Zeilen mit Elementboxen
^^^^
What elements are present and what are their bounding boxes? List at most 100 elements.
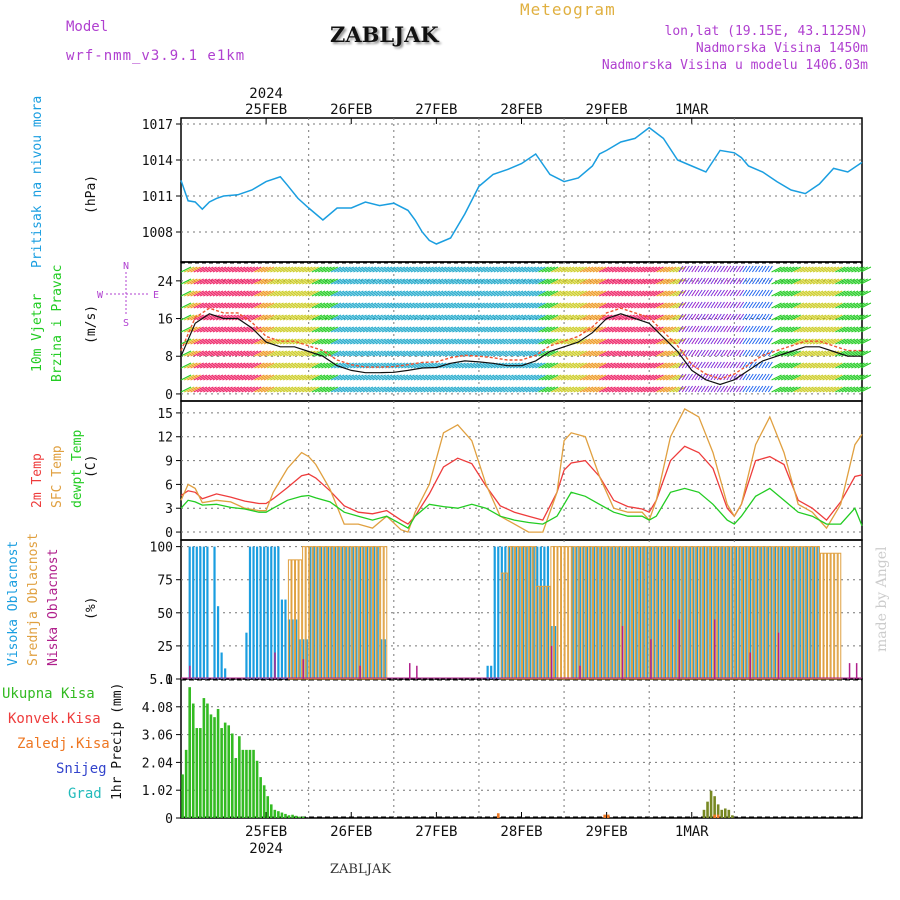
mid-cloud-bar [745,546,750,680]
wind-ylabel-1: 10m Vjetar [30,293,45,372]
high-cloud-bar [529,546,532,679]
ytick-label-3-4: 100 [150,541,173,556]
high-cloud-bar [596,546,599,679]
high-cloud-bar [273,546,276,679]
mid-cloud-bar [688,546,693,680]
mid-cloud-bar [536,585,540,680]
high-cloud-bars [188,546,819,679]
high-cloud-bar [667,546,670,679]
mid-cloud-bar [309,546,313,680]
high-cloud-bar [380,639,383,679]
mid-cloud-bar [522,546,526,680]
precip-ylabel: 1hr Precip (mm) [110,682,125,800]
mid-cloud-bar [706,546,711,680]
total-rain-bar [291,814,294,818]
high-cloud-bar [805,546,808,679]
mid-cloud-bar [795,546,799,680]
ytick-label-0-2: 1014 [142,154,173,169]
mid-cloud-bar [529,546,533,680]
total-rain-bar [706,801,709,818]
high-cloud-bar [291,619,294,679]
high-cloud-bar [277,546,280,679]
high-cloud-bar [621,546,624,679]
mid-cloud-bar [316,546,320,680]
convective-rain-bars [496,813,720,818]
ytick-label-2-2: 6 [165,478,173,493]
high-cloud-bar [351,546,354,679]
high-cloud-bar [798,546,801,679]
total-rain-bar [220,728,223,818]
mid-cloud-bar [699,546,703,680]
total-rain-bar [184,749,188,818]
bottom-day-label-2: 27FEB [415,824,457,840]
high-cloud-bar [614,546,617,679]
total-rain-bar [188,687,191,818]
high-cloud-bar [713,546,716,679]
ytick-label-4-5: 5.1 [150,673,173,688]
ytick-label-0-1: 1011 [142,190,173,205]
high-cloud-bar [532,546,535,679]
high-cloud-bar [326,546,330,679]
mid-cloud-bar [344,546,349,680]
high-cloud-bar [500,546,503,679]
high-cloud-bar [741,546,745,679]
top-day-label-0: 25FEB [245,102,287,118]
ytick-label-0-3: 1017 [142,118,173,133]
mid-cloud-bar [667,546,672,680]
total-rain-bar [284,813,287,818]
high-cloud-bar [362,546,365,679]
mid-cloud-bar [628,546,633,680]
total-rain-bar [223,722,227,818]
high-cloud-bar [575,546,578,679]
temp-ylabel-3: dewpt Temp [70,429,85,508]
mid-cloud-bar [295,559,299,680]
product-title: Meteogram [520,0,616,19]
total-rain-bar [206,703,209,818]
high-cloud-bar [695,546,698,679]
mid-cloud-bar [337,546,342,680]
high-cloud-bar [770,546,773,679]
mid-cloud-bar [639,546,643,680]
mid-cloud-bar [507,546,512,680]
compass-rose: N W E S [97,261,159,326]
low-cloud-bar [579,665,581,679]
ytick-label-3-2: 50 [157,607,173,622]
panel-frame-4 [180,678,863,819]
sfc-temp-line [180,407,863,533]
mid-cloud-bar [334,546,338,680]
mid-cloud-bar [291,559,296,680]
total-rain-bar [266,796,270,818]
mid-cloud-bar [341,546,345,680]
high-cloud-bar [188,546,191,679]
convective-rain-bar [606,814,610,818]
high-cloud-bar [202,546,205,679]
low-cloud-bar [714,619,716,679]
low-cloud-bar [650,639,652,679]
mid-cloud-bar [834,552,838,680]
convective-rain-bar [603,814,606,818]
total-rain-bar [227,725,231,818]
total-rain-bar [702,809,706,818]
high-cloud-bar [522,546,525,679]
mid-cloud-bar [365,546,370,680]
mid-cloud-bar [717,546,721,680]
high-cloud-bar [334,546,337,679]
low-cloud-bar [678,619,681,679]
high-cloud-bar [582,546,585,679]
total-rain-bar [213,717,216,818]
high-cloud-bar [578,546,581,679]
mid-cloud-bar [500,572,505,680]
mid-cloud-bar [373,546,377,680]
high-cloud-bar [369,546,372,679]
total-rain-bar [262,785,266,818]
dewpt-line [180,487,863,529]
mid-cloud-bar [802,546,806,680]
high-cloud-bar [642,546,645,679]
mid-cloud-bar [663,546,668,680]
high-cloud-bar [763,546,766,679]
convective-rain-bar [713,814,716,818]
total-rain-bar [273,809,277,818]
high-cloud-bar [816,546,819,679]
mid-cloud-bar [702,546,707,680]
high-cloud-bar [284,599,287,679]
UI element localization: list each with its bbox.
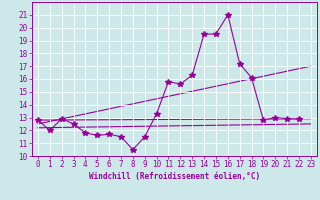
X-axis label: Windchill (Refroidissement éolien,°C): Windchill (Refroidissement éolien,°C) xyxy=(89,172,260,181)
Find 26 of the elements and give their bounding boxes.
^^^^
AUFGABENSTELLUNG>
Kannst du alle Zeilen oben noch einmal wiedergeben und dabei „total-rain-bar“ überall durch „rain-total-bar“ ersetzen, ohne sonst etwas zu ändern? Lass die Bilder in deiner Antwort weg.

LÖSUNG DER AUFGABE>
What elements are present and what are their bounding boxes? List at most 100 elements.
mid-cloud-bar [745,546,750,680]
wind-ylabel-1: 10m Vjetar [30,293,45,372]
high-cloud-bar [529,546,532,679]
ytick-label-3-4: 100 [150,541,173,556]
high-cloud-bar [596,546,599,679]
high-cloud-bar [273,546,276,679]
mid-cloud-bar [688,546,693,680]
mid-cloud-bar [536,585,540,680]
high-cloud-bars [188,546,819,679]
high-cloud-bar [667,546,670,679]
mid-cloud-bar [309,546,313,680]
high-cloud-bar [380,639,383,679]
mid-cloud-bar [522,546,526,680]
precip-ylabel: 1hr Precip (mm) [110,682,125,800]
mid-cloud-bar [706,546,711,680]
rain-total-bar [291,814,294,818]
high-cloud-bar [805,546,808,679]
mid-cloud-bar [795,546,799,680]
ytick-label-0-2: 1014 [142,154,173,169]
mid-cloud-bar [529,546,533,680]
rain-total-bar [706,801,709,818]
high-cloud-bar [291,619,294,679]
high-cloud-bar [277,546,280,679]
high-cloud-bar [621,546,624,679]
mid-cloud-bar [316,546,320,680]
convective-rain-bars [496,813,720,818]
ytick-label-2-2: 6 [165,478,173,493]
high-cloud-bar [351,546,354,679]
high-cloud-bar [798,546,801,679]
rain-total-bar [220,728,223,818]
mid-cloud-bar [699,546,703,680]
rain-total-bar [184,749,188,818]
bottom-day-label-2: 27FEB [415,824,457,840]
high-cloud-bar [614,546,617,679]
rain-total-bar [188,687,191,818]
high-cloud-bar [713,546,716,679]
ytick-label-4-5: 5.1 [150,673,173,688]
ytick-label-0-1: 1011 [142,190,173,205]
high-cloud-bar [532,546,535,679]
high-cloud-bar [326,546,330,679]
mid-cloud-bar [344,546,349,680]
high-cloud-bar [500,546,503,679]
high-cloud-bar [741,546,745,679]
top-day-label-0: 25FEB [245,102,287,118]
ytick-label-0-3: 1017 [142,118,173,133]
mid-cloud-bar [667,546,672,680]
rain-total-bar [284,813,287,818]
high-cloud-bar [362,546,365,679]
mid-cloud-bar [628,546,633,680]
rain-total-bar [223,722,227,818]
high-cloud-bar [575,546,578,679]
temp-ylabel-3: dewpt Temp [70,429,85,508]
mid-cloud-bar [295,559,299,680]
product-title: Meteogram [520,0,616,19]
rain-total-bar [206,703,209,818]
high-cloud-bar [695,546,698,679]
mid-cloud-bar [337,546,342,680]
high-cloud-bar [770,546,773,679]
mid-cloud-bar [639,546,643,680]
mid-cloud-bar [507,546,512,680]
compass-rose: N W E S [97,261,159,326]
low-cloud-bar [579,665,581,679]
ytick-label-3-2: 50 [157,607,173,622]
panel-frame-4 [180,678,863,819]
sfc-temp-line [180,407,863,533]
mid-cloud-bar [334,546,338,680]
mid-cloud-bar [291,559,296,680]
rain-total-bar [266,796,270,818]
mid-cloud-bar [341,546,345,680]
high-cloud-bar [188,546,191,679]
convective-rain-bar [606,814,610,818]
high-cloud-bar [202,546,205,679]
low-cloud-bar [714,619,716,679]
low-cloud-bar [650,639,652,679]
mid-cloud-bar [834,552,838,680]
convective-rain-bar [603,814,606,818]
rain-total-bar [227,725,231,818]
rain-total-bar [702,809,706,818]
high-cloud-bar [522,546,525,679]
mid-cloud-bar [365,546,370,680]
mid-cloud-bar [717,546,721,680]
high-cloud-bar [334,546,337,679]
low-cloud-bar [678,619,681,679]
high-cloud-bar [582,546,585,679]
rain-total-bar [213,717,216,818]
high-cloud-bar [578,546,581,679]
mid-cloud-bar [500,572,505,680]
mid-cloud-bar [373,546,377,680]
high-cloud-bar [369,546,372,679]
rain-total-bar [262,785,266,818]
dewpt-line [180,487,863,529]
mid-cloud-bar [802,546,806,680]
high-cloud-bar [642,546,645,679]
mid-cloud-bar [663,546,668,680]
high-cloud-bar [763,546,766,679]
convective-rain-bar [713,814,716,818]
rain-total-bar [273,809,277,818]
high-cloud-bar [816,546,819,679]
mid-cloud-bar [702,546,707,680]
high-cloud-bar [284,599,287,679]
UI element localization: list each with its bbox.
X-axis label: Windchill (Refroidissement éolien,°C): Windchill (Refroidissement éolien,°C) xyxy=(89,172,260,181)
Find 26 of the elements and give their bounding boxes.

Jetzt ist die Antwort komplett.